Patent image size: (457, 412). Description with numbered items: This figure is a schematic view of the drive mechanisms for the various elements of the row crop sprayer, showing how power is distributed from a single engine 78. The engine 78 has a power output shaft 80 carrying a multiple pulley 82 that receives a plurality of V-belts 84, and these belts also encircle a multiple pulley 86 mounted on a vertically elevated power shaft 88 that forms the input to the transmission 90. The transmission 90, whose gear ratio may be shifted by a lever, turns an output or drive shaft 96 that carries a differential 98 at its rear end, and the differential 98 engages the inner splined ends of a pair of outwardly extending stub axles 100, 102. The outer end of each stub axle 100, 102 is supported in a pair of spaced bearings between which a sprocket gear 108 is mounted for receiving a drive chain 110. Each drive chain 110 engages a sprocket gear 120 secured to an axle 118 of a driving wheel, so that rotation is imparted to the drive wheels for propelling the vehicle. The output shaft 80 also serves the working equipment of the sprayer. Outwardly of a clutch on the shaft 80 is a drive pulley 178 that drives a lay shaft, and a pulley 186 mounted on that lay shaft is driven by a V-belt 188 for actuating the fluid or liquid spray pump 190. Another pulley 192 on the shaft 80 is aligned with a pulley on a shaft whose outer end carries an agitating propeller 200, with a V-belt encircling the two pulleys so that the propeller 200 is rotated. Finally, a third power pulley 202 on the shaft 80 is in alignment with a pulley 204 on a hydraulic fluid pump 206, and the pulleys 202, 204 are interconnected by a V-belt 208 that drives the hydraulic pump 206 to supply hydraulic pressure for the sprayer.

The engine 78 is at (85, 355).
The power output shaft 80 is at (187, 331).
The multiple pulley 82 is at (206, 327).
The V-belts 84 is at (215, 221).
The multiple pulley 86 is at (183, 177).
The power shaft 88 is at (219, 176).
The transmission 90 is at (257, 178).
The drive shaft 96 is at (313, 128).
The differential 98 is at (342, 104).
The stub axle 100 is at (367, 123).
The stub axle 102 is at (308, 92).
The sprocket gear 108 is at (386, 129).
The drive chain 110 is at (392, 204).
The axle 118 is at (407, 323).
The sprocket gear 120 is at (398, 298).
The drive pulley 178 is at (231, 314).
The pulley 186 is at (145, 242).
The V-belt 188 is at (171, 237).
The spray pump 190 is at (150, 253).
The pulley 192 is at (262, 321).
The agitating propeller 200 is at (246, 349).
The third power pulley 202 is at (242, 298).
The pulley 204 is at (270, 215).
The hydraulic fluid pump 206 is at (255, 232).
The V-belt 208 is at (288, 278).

* * * *

_Work to complete_
Please reproduce every line of the entries above word for word, without any changes.

_Final result_
Patent image size: (457, 412). Description with numbered items: This figure is a schematic view of the drive mechanisms for the various elements of the row crop sprayer, showing how power is distributed from a single engine 78. The engine 78 has a power output shaft 80 carrying a multiple pulley 82 that receives a plurality of V-belts 84, and these belts also encircle a multiple pulley 86 mounted on a vertically elevated power shaft 88 that forms the input to the transmission 90. The transmission 90, whose gear ratio may be shifted by a lever, turns an output or drive shaft 96 that carries a differential 98 at its rear end, and the differential 98 engages the inner splined ends of a pair of outwardly extending stub axles 100, 102. The outer end of each stub axle 100, 102 is supported in a pair of spaced bearings between which a sprocket gear 108 is mounted for receiving a drive chain 110. Each drive chain 110 engages a sprocket gear 120 secured to an axle 118 of a driving wheel, so that rotation is imparted to the drive wheels for propelling the vehicle. The output shaft 80 also serves the working equipment of the sprayer. Outwardly of a clutch on the shaft 80 is a drive pulley 178 that drives a lay shaft, and a pulley 186 mounted on that lay shaft is driven by a V-belt 188 for actuating the fluid or liquid spray pump 190. Another pulley 192 on the shaft 80 is aligned with a pulley on a shaft whose outer end carries an agitating propeller 200, with a V-belt encircling the two pulleys so that the propeller 200 is rotated. Finally, a third power pulley 202 on the shaft 80 is in alignment with a pulley 204 on a hydraulic fluid pump 206, and the pulleys 202, 204 are interconnected by a V-belt 208 that drives the hydraulic pump 206 to supply hydraulic pressure for the sprayer.

The engine 78 is at (85, 355).
The power output shaft 80 is at (187, 331).
The multiple pulley 82 is at (206, 327).
The V-belts 84 is at (215, 221).
The multiple pulley 86 is at (183, 177).
The power shaft 88 is at (219, 176).
The transmission 90 is at (257, 178).
The drive shaft 96 is at (313, 128).
The differential 98 is at (342, 104).
The stub axle 100 is at (367, 123).
The stub axle 102 is at (308, 92).
The sprocket gear 108 is at (386, 129).
The drive chain 110 is at (392, 204).
The axle 118 is at (407, 323).
The sprocket gear 120 is at (398, 298).
The drive pulley 178 is at (231, 314).
The pulley 186 is at (145, 242).
The V-belt 188 is at (171, 237).
The spray pump 190 is at (150, 253).
The pulley 192 is at (262, 321).
The agitating propeller 200 is at (246, 349).
The third power pulley 202 is at (242, 298).
The pulley 204 is at (270, 215).
The hydraulic fluid pump 206 is at (255, 232).
The V-belt 208 is at (288, 278).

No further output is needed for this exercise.